Páginas rejeitadas do Meu Primeiro Caderno de Sacanagem

aqui reunidos trechos pertencentes ao Meu Primeiro Caderno de Sacanagem (10/2009 - 12/2009), descartados da minha postagem sobre 2009, em 5 de janeiro de 2010.


se eu tivesse um ciclista amor, as coisas ficariam mais perto.
e Lua ficaria mais perto da Terra, minha alma do céu, minha casa da tua boca e eu de você.
seríamos felizes e toda manhã sairíamos para dar uma caminhada no jardim do Palácio de Versalhes.

24 10 2009


as minhas fraquezas, eu as escondo muito. as escondo sem orgulho, as escondo mesmo achando que devessem ser escancaradas. ontem lá no parque beijei outro. sabia que ele ia fumar um beck depois da peça de teatro. mas convivendo com os meus pobres eu descubro minhas verdadeiras necessidades. às vezes eu queria casar. mas quero morar na Vila Mariana.

## [Instruções]
**1.** Explique, em até duas frases, por que as páginas rejeitadas do caderno recebem esse nome, segundo o que o próprio texto informa.
**2.** Retome as páginas rejeitadas do caderno logo após a última frase apresentada, mantendo o mesmo tom.

## [Registros armazenados]

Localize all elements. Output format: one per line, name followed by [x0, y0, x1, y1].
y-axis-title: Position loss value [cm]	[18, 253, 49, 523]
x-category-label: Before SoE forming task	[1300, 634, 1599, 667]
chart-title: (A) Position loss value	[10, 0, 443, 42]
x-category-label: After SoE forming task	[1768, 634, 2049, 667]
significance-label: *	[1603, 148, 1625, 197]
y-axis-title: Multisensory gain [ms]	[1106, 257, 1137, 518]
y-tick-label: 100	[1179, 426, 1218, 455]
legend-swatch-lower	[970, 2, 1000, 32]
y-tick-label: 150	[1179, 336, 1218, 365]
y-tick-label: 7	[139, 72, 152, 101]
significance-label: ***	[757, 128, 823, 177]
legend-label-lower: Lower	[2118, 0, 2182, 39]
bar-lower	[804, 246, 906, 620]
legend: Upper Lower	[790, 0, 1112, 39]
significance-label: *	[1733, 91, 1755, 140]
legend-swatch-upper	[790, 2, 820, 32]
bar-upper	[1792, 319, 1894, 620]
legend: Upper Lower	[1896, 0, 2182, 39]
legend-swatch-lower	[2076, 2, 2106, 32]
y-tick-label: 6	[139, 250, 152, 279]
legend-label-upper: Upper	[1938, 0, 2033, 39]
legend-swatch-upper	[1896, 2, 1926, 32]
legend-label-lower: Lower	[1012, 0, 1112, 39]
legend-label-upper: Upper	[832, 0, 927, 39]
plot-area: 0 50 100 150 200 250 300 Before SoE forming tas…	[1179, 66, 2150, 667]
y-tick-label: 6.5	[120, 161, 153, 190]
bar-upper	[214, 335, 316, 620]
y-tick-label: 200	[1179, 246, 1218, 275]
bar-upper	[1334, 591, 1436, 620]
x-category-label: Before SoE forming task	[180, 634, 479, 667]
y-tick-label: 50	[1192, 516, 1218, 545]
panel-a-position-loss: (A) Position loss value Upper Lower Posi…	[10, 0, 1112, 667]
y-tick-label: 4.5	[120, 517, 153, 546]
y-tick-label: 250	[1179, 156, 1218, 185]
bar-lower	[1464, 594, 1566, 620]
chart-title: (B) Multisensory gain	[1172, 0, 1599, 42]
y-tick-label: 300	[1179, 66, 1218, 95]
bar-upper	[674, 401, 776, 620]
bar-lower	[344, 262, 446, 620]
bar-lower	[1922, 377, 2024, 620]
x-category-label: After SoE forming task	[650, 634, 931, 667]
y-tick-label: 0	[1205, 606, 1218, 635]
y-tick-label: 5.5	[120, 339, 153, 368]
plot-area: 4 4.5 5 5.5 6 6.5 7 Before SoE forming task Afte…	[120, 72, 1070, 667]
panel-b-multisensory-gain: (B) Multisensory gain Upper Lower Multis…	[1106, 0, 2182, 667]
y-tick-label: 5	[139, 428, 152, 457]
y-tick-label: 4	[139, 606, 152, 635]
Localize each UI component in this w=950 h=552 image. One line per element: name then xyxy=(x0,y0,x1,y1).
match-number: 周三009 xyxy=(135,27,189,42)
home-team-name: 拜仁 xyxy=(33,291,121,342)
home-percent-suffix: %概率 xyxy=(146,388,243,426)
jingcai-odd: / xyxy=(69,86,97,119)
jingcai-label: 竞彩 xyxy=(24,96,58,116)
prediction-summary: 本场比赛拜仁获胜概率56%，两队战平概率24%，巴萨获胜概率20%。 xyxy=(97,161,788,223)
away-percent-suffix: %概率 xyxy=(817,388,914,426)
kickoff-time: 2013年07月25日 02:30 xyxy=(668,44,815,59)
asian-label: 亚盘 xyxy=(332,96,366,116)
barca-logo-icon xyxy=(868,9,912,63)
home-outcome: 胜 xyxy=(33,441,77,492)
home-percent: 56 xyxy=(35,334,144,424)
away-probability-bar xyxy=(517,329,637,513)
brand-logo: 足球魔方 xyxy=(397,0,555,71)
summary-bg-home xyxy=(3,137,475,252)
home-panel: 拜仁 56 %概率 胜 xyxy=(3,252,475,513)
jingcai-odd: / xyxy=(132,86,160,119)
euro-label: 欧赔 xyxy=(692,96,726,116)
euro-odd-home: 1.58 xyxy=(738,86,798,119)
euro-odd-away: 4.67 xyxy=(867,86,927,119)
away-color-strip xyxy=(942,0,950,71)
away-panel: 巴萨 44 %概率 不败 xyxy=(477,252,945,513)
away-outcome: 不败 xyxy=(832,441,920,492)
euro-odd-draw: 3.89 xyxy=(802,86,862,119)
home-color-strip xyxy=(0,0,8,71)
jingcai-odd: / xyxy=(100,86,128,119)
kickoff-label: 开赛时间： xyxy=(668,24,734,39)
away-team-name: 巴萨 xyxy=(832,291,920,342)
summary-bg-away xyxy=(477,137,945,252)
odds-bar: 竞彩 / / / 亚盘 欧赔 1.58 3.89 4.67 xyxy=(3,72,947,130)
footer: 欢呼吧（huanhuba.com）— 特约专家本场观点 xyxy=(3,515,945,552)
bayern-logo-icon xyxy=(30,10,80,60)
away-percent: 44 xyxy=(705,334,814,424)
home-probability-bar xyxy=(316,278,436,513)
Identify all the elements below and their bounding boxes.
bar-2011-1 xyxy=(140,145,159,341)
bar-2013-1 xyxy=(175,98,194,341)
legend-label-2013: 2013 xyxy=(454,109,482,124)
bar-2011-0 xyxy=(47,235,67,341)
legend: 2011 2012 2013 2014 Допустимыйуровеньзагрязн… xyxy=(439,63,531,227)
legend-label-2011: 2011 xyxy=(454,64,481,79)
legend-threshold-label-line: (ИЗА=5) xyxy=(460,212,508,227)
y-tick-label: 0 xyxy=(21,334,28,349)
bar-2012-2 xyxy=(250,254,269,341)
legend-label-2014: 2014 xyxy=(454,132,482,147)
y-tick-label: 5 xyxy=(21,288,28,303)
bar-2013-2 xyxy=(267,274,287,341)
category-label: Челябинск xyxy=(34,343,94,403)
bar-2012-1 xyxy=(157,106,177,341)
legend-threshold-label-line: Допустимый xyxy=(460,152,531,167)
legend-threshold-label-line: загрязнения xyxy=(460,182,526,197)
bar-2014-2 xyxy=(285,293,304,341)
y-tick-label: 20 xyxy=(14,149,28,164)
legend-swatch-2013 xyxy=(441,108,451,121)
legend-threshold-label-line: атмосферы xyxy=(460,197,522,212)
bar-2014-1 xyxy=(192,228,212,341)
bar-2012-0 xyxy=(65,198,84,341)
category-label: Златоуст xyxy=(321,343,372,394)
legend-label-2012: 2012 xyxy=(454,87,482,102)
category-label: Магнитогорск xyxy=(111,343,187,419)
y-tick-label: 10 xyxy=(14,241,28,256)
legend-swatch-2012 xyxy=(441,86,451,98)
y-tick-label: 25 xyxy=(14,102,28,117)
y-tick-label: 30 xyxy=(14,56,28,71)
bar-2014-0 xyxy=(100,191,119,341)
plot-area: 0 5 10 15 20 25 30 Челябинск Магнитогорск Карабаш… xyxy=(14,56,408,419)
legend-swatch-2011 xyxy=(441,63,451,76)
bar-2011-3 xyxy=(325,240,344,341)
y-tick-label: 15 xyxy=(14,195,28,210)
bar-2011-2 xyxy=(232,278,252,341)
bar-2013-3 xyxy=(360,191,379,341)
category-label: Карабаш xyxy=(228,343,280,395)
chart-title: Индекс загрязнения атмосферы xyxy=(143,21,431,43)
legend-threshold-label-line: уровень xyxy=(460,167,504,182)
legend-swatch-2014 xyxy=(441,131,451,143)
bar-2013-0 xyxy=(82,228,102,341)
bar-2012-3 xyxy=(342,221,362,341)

## [Respostas]
**1.** Os trechos pertencem ao Meu Primeiro Caderno de Sacanagem (10/2009 - 12/2009) e foram descartados da postagem sobre 2009, publicada em 5 de janeiro de 2010. Por isso aparecem reunidos à parte como páginas rejeitadas.

**2.**
26 10 2009


eu sou um canalha.
um patife.
um cretino.
sem precedentes.
mas aprendendo.
pronto-falei.

- e um patife.

26 10 2009


que vai ser?
vou ficar assim, aqui, escrevendo?
que nem bobo?
nem tem que escrever, nem tem.

listras.

26 10 2009


eu nasci com você, mas agora, meus pés de galinha me levam pra outros horizontes. serei feliz sendo. já sou. é nessa intermitência humoral que consiste todo esse amor que eu (acho que) tenho da vida. caminho nesses pés-de-galinha da vida cacarejando de vergonha ou orgulho. assumo.

27 10 2009


gostoso. gostoso. gostoso. gostoso. gostoso. gostoso. gostoso. gostoso. gostoso. gostoso. gostoso. gostoso. gostoso. gostoso. gostoso. gostoso. gostoso. gostoso. gostoso. gostoso. gostoso. gostoso. gostoso. gostoso. gostoso. gostoso. gostoso. gostoso. gostoso. gostoso. gostoso. gostoso. gostoso. gostoso. gostoso. gostoso. gostoso. gostoso. gostoso. gostoso. gostoso. gostoso. e gostoso. muito.

28 10 2009


Socialismo = Cristianismo

28 10 2009


te vi no shopping correndo atrás de outro. quis pedir teu telefone, mas não tive coragem. o outro sapateava e você gravatava balançante atrás dele. e te ver ajoelhar é muito esquisito.
mas continuavas charmoso.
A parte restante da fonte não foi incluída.